Copy every line of the records below where the word "their" occurs.

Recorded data
___
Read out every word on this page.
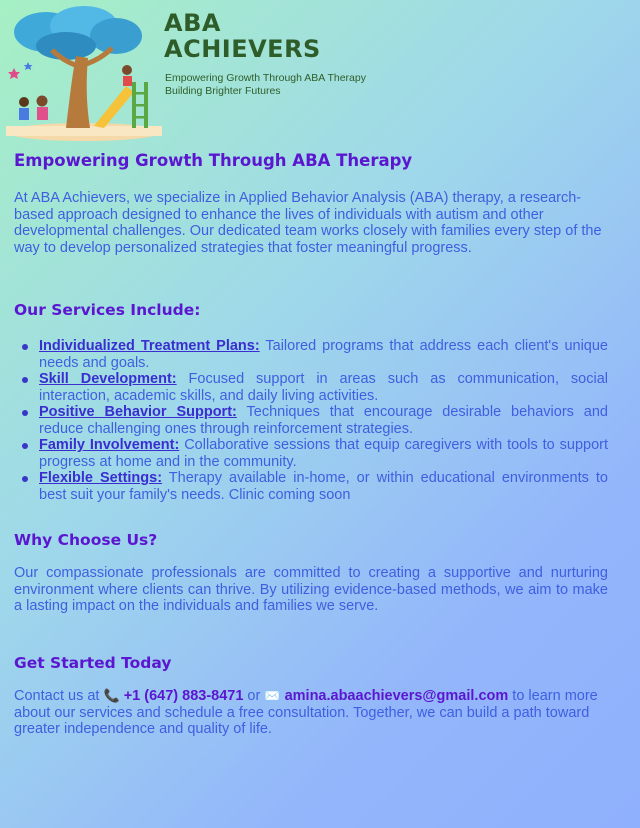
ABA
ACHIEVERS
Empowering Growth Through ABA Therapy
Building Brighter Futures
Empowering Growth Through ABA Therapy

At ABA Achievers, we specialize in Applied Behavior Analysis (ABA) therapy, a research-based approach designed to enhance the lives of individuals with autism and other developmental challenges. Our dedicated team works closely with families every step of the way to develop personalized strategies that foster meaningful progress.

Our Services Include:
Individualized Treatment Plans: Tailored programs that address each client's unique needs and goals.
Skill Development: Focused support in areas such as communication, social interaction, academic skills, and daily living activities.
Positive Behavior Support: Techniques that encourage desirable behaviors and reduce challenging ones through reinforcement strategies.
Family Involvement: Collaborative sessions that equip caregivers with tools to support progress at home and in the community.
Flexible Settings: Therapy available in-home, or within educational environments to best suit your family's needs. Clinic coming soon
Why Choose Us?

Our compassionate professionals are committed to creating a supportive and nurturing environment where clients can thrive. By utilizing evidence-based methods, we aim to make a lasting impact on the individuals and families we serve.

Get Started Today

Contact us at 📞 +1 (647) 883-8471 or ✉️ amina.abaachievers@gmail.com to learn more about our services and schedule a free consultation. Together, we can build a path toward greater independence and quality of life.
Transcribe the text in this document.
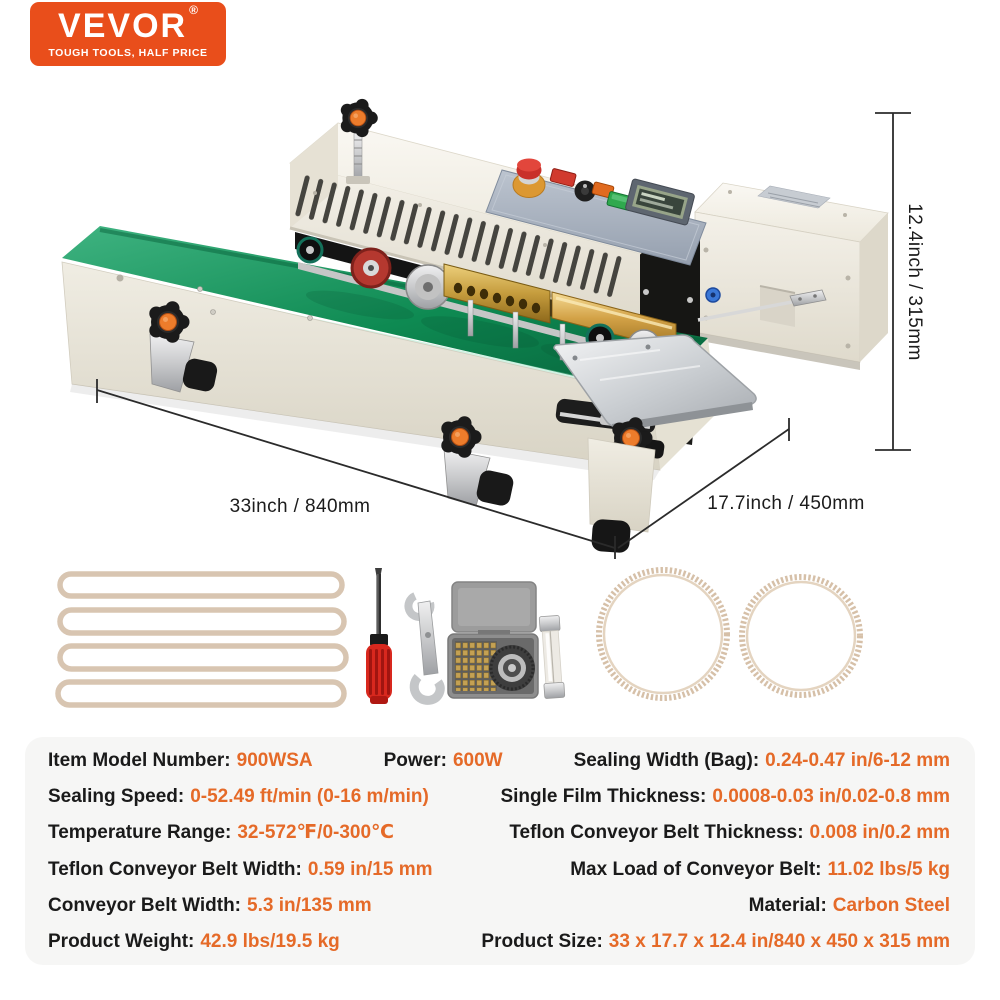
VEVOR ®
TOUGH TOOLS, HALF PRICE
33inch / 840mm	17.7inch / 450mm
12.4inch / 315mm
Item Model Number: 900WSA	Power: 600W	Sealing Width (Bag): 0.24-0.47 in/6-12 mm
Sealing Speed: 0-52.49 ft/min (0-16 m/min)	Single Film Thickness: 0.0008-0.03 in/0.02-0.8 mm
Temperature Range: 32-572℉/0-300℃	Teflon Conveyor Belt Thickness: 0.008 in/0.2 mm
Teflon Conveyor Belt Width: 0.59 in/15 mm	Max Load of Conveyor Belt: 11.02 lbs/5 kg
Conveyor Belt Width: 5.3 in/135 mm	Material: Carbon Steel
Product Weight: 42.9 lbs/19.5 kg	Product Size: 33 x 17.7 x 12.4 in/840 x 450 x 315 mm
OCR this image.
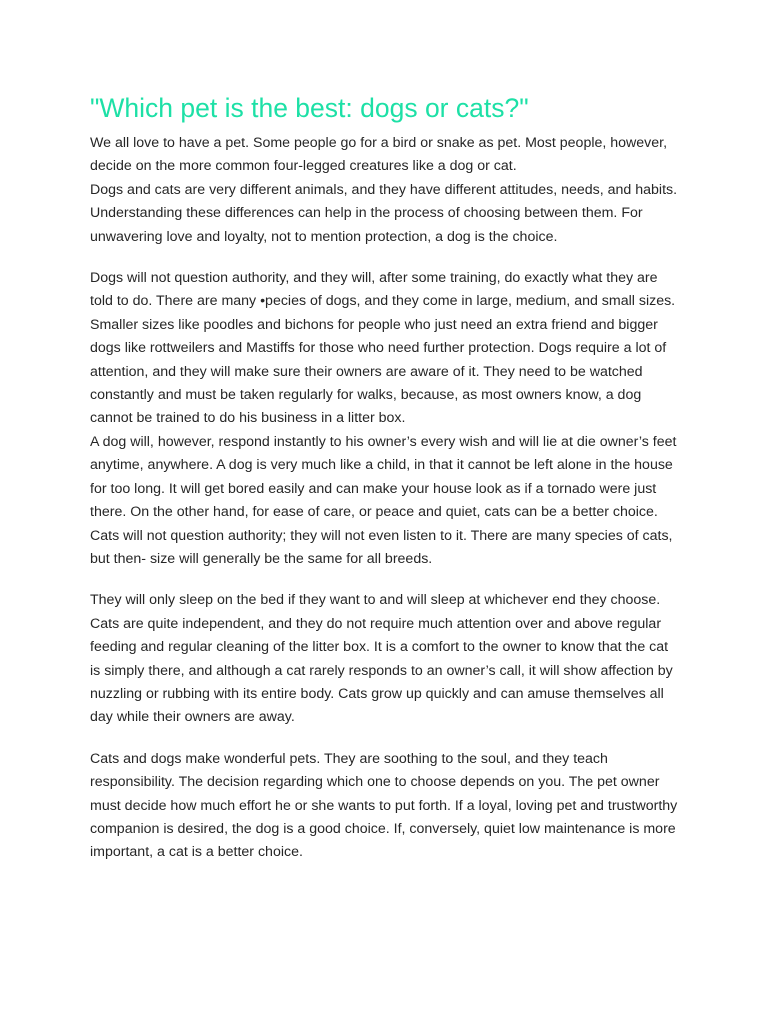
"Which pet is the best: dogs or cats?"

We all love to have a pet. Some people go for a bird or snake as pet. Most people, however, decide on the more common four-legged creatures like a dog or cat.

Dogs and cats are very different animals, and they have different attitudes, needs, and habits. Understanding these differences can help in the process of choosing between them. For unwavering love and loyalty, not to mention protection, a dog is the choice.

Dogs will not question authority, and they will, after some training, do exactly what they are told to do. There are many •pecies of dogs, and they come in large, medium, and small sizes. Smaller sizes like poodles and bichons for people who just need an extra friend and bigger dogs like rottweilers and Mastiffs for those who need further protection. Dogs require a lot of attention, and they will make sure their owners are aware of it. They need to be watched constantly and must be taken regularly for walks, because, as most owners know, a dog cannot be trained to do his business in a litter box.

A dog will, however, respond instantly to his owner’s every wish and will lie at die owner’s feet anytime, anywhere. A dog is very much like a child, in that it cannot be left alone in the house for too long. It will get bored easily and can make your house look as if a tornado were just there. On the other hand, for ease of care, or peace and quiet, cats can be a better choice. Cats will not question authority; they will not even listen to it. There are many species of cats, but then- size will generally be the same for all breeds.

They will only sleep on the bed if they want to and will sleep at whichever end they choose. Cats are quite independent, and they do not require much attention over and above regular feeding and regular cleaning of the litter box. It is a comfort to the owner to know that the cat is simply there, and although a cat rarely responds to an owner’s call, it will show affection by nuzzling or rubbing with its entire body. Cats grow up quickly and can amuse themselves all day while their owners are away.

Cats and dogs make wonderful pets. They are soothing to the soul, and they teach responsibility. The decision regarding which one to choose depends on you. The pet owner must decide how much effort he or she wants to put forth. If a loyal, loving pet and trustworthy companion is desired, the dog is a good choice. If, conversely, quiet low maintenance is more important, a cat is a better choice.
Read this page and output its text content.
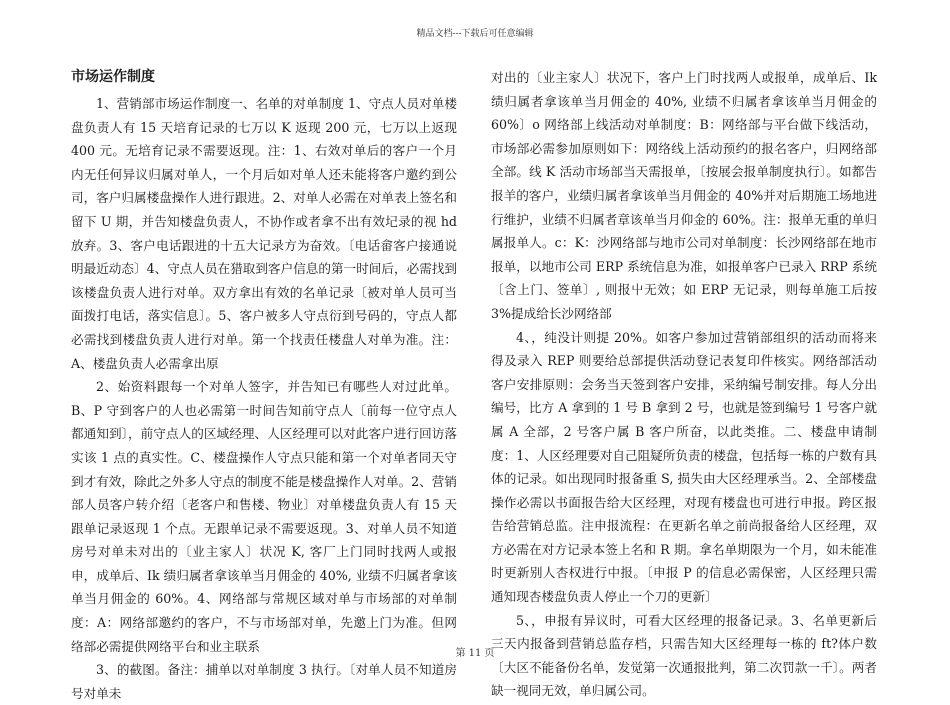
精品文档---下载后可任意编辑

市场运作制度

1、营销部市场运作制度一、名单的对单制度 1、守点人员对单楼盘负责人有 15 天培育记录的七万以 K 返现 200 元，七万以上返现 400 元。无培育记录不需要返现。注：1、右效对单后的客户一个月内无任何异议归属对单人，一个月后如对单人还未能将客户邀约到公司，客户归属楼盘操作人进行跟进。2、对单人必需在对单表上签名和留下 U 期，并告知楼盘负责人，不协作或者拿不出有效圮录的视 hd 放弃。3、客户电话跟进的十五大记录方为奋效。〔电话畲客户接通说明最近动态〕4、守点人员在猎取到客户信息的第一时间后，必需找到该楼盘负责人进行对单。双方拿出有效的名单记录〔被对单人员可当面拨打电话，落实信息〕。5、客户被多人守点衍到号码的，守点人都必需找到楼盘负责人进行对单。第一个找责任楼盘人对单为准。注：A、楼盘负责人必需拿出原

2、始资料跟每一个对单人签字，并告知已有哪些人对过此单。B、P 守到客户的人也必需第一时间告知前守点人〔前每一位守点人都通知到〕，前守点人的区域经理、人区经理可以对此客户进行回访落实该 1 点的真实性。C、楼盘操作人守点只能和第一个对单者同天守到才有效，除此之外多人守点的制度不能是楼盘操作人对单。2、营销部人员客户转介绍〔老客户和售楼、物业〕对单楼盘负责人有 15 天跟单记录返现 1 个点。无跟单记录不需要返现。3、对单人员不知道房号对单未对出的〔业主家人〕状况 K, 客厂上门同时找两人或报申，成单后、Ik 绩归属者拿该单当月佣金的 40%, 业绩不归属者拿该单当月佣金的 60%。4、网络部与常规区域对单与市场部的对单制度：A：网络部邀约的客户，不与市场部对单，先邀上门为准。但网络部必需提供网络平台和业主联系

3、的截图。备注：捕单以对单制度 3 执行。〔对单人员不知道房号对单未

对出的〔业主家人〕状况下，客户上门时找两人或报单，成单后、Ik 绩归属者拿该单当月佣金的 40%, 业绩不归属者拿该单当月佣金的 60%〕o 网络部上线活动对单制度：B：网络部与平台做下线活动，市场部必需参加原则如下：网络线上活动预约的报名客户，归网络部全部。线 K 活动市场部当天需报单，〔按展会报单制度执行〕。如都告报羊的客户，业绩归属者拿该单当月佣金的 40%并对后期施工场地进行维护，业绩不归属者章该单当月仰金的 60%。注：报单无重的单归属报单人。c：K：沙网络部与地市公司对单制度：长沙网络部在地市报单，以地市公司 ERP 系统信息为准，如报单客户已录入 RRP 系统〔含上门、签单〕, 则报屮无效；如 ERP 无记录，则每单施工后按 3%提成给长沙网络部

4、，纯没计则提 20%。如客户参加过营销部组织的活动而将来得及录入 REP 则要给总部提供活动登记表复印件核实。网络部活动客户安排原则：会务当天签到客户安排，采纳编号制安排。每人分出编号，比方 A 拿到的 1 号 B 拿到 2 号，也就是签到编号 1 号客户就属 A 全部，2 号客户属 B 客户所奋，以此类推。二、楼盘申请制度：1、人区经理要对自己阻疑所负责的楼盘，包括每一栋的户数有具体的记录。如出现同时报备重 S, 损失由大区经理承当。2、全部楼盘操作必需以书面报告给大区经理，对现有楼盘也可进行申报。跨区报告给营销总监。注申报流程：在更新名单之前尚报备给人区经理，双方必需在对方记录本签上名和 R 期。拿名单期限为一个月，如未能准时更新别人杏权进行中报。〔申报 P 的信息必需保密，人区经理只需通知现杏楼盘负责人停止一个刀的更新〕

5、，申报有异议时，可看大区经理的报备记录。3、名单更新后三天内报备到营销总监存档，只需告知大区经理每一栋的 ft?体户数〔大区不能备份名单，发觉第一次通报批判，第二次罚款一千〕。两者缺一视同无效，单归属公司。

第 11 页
___
### ANSWER TO THE PROBLEM:
Dogs will not question authority, and they will, after some training, do exactly what they are told to do. There are many •pecies of dogs, and they come in large, medium, and small sizes. Smaller sizes like poodles and bichons for people who just need an extra friend and bigger dogs like rottweilers and Mastiffs for those who need further protection. Dogs require a lot of attention, and they will make sure their owners are aware of it. They need to be watched constantly and must be taken regularly for walks, because, as most owners know, a dog cannot be trained to do his business in a litter box.
They will only sleep on the bed if they want to and will sleep at whichever end they choose. Cats are quite independent, and they do not require much attention over and above regular feeding and regular cleaning of the litter box. It is a comfort to the owner to know that the cat is simply there, and although a cat rarely responds to an owner’s call, it will show affection by nuzzling or rubbing with its entire body. Cats grow up quickly and can amuse themselves all day while their owners are away.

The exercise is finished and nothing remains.